Pictures do not belong in the copy, so please give every entry below again exactly.

— Begin TASK INPUTS —

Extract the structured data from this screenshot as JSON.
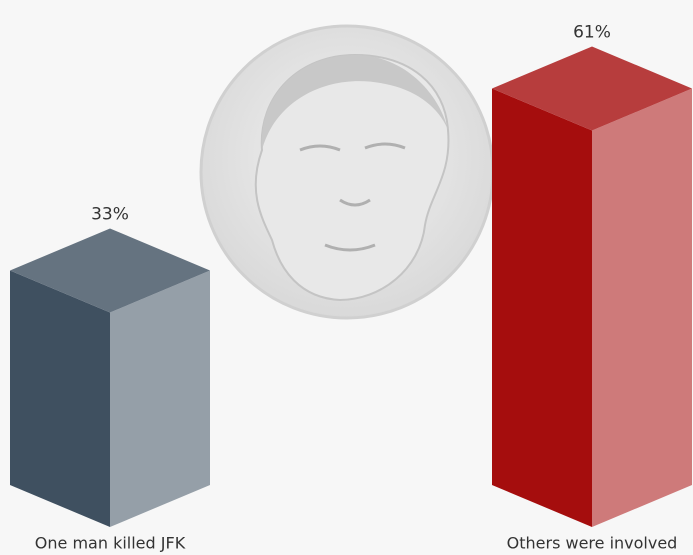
{
  "chart_data": {
    "type": "bar3d",
    "categories": [
      "One man killed JFK",
      "Others were involved"
    ],
    "values": [
      33,
      61
    ],
    "value_labels": [
      "33%",
      "61%"
    ],
    "colors": [
      "#3f5060",
      "#a50d0d"
    ]
  }
}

— End TASK INPUTS —

EXERCISE OUTPUT >>
Extract the structured data from this screenshot as JSON.
{
  "chart_data": {
    "type": "bar3d",
    "categories": [
      "One man killed JFK",
      "Others were involved"
    ],
    "values": [
      33,
      61
    ],
    "value_labels": [
      "33%",
      "61%"
    ],
    "colors": [
      "#3f5060",
      "#a50d0d"
    ]
  }
}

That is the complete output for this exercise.